● Task instructions:
Copy everything in the data below exactly except the pictures.

● Records for this task:
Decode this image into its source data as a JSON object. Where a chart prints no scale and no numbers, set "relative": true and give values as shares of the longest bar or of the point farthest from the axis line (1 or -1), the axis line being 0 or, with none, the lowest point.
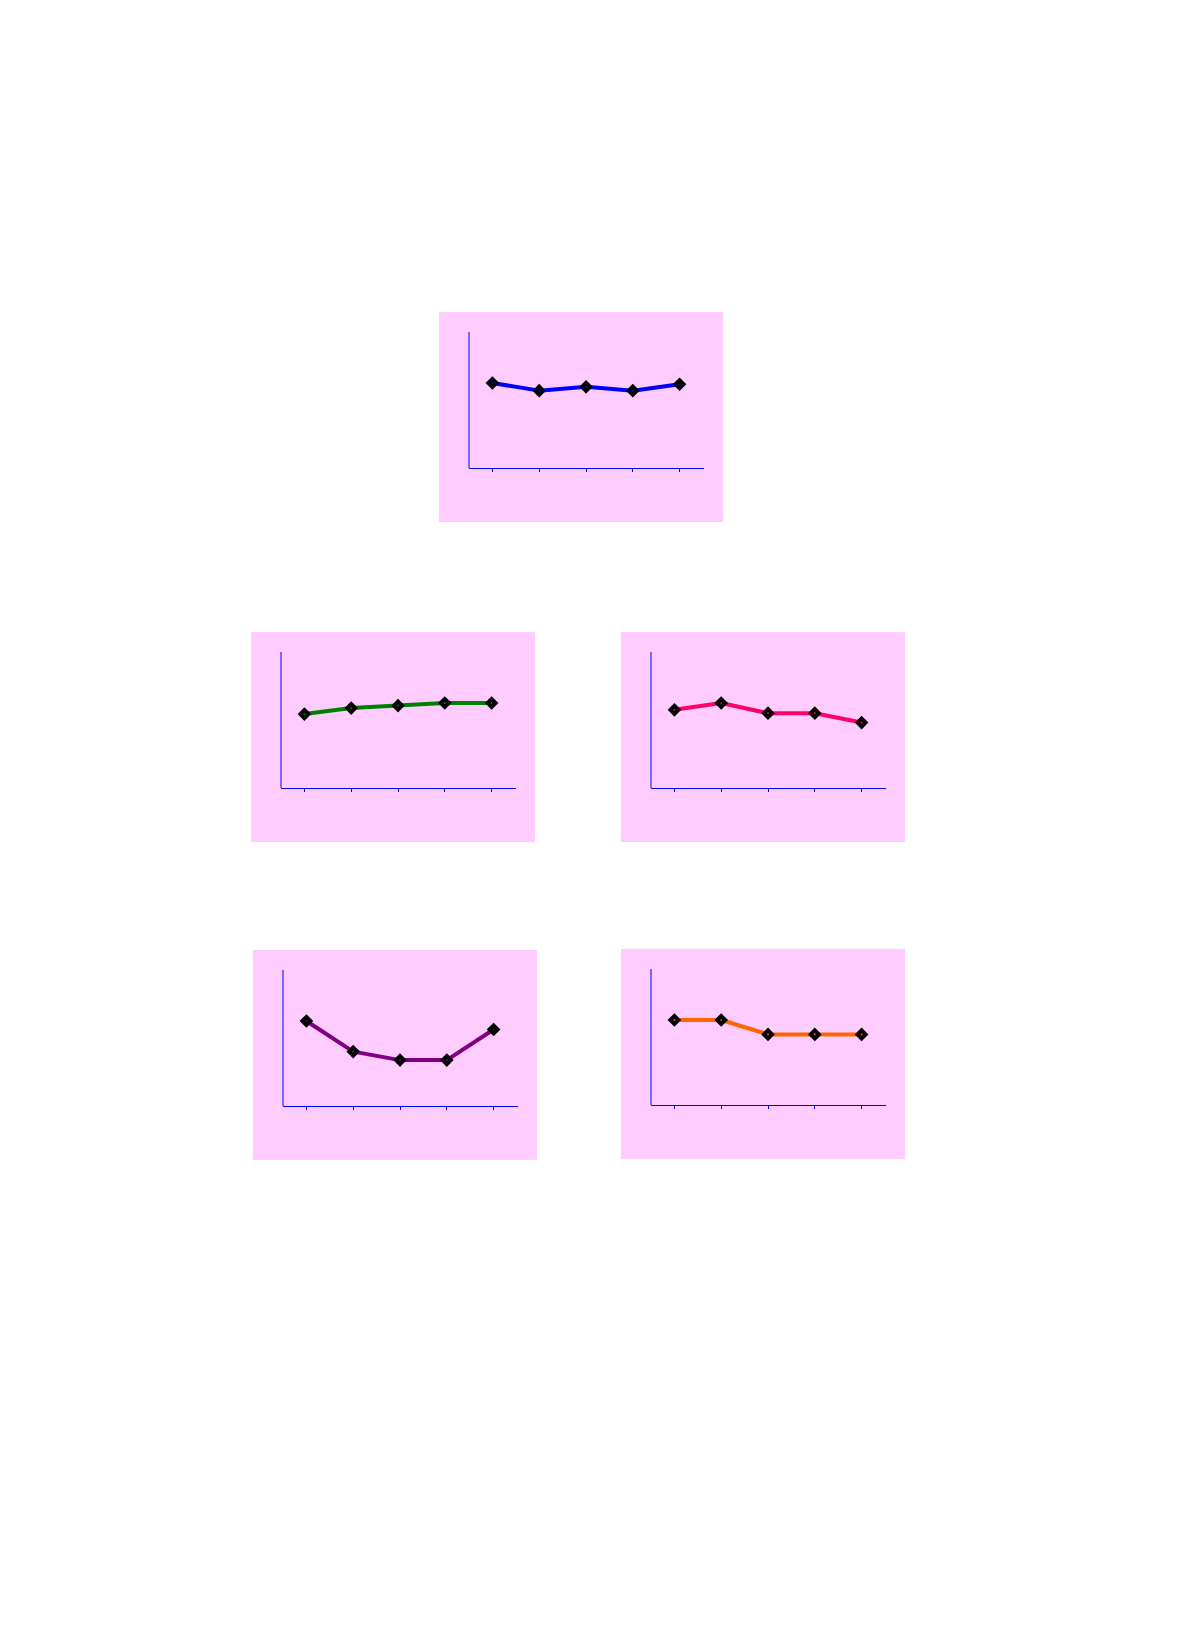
{
  "chart_data": [
    {
      "type": "line",
      "relative": true,
      "categories": [
        null,
        null,
        null,
        null,
        null
      ],
      "series": [
        {
          "color": "#0000ff",
          "values": [
            1,
            0.91,
            0.955,
            0.91,
            0.985
          ]
        }
      ],
      "marker": "diamond",
      "legend": false
    },
    {
      "type": "line",
      "relative": true,
      "categories": [
        null,
        null,
        null,
        null,
        null
      ],
      "series": [
        {
          "color": "#008000",
          "values": [
            0.87,
            0.94,
            0.97,
            1,
            1
          ]
        }
      ],
      "marker": "diamond",
      "legend": false
    },
    {
      "type": "line",
      "relative": true,
      "categories": [
        null,
        null,
        null,
        null,
        null
      ],
      "series": [
        {
          "color": "#ff0066",
          "values": [
            0.92,
            1,
            0.88,
            0.88,
            0.77
          ]
        }
      ],
      "marker": "diamond",
      "legend": false
    },
    {
      "type": "line",
      "relative": true,
      "categories": [
        null,
        null,
        null,
        null,
        null
      ],
      "series": [
        {
          "color": "#800080",
          "values": [
            1,
            0.64,
            0.54,
            0.54,
            0.9
          ]
        }
      ],
      "marker": "diamond",
      "legend": false
    },
    {
      "type": "line",
      "relative": true,
      "categories": [
        null,
        null,
        null,
        null,
        null
      ],
      "series": [
        {
          "color": "#ff6600",
          "values": [
            1,
            1,
            0.83,
            0.83,
            0.83
          ]
        }
      ],
      "marker": "diamond",
      "legend": false
    }
  ]
}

● Full answer:
Decode this image into its source data as a JSON object. Where a chart prints no scale and no numbers, set "relative": true and give values as shares of the longest bar or of the point farthest from the axis line (1 or -1), the axis line being 0 or, with none, the lowest point.
{
  "chart_data": [
    {
      "type": "line",
      "relative": true,
      "categories": [
        null,
        null,
        null,
        null,
        null
      ],
      "series": [
        {
          "color": "#0000ff",
          "values": [
            1,
            0.91,
            0.955,
            0.91,
            0.985
          ]
        }
      ],
      "marker": "diamond",
      "legend": false
    },
    {
      "type": "line",
      "relative": true,
      "categories": [
        null,
        null,
        null,
        null,
        null
      ],
      "series": [
        {
          "color": "#008000",
          "values": [
            0.87,
            0.94,
            0.97,
            1,
            1
          ]
        }
      ],
      "marker": "diamond",
      "legend": false
    },
    {
      "type": "line",
      "relative": true,
      "categories": [
        null,
        null,
        null,
        null,
        null
      ],
      "series": [
        {
          "color": "#ff0066",
          "values": [
            0.92,
            1,
            0.88,
            0.88,
            0.77
          ]
        }
      ],
      "marker": "diamond",
      "legend": false
    },
    {
      "type": "line",
      "relative": true,
      "categories": [
        null,
        null,
        null,
        null,
        null
      ],
      "series": [
        {
          "color": "#800080",
          "values": [
            1,
            0.64,
            0.54,
            0.54,
            0.9
          ]
        }
      ],
      "marker": "diamond",
      "legend": false
    },
    {
      "type": "line",
      "relative": true,
      "categories": [
        null,
        null,
        null,
        null,
        null
      ],
      "series": [
        {
          "color": "#ff6600",
          "values": [
            1,
            1,
            0.83,
            0.83,
            0.83
          ]
        }
      ],
      "marker": "diamond",
      "legend": false
    }
  ]
}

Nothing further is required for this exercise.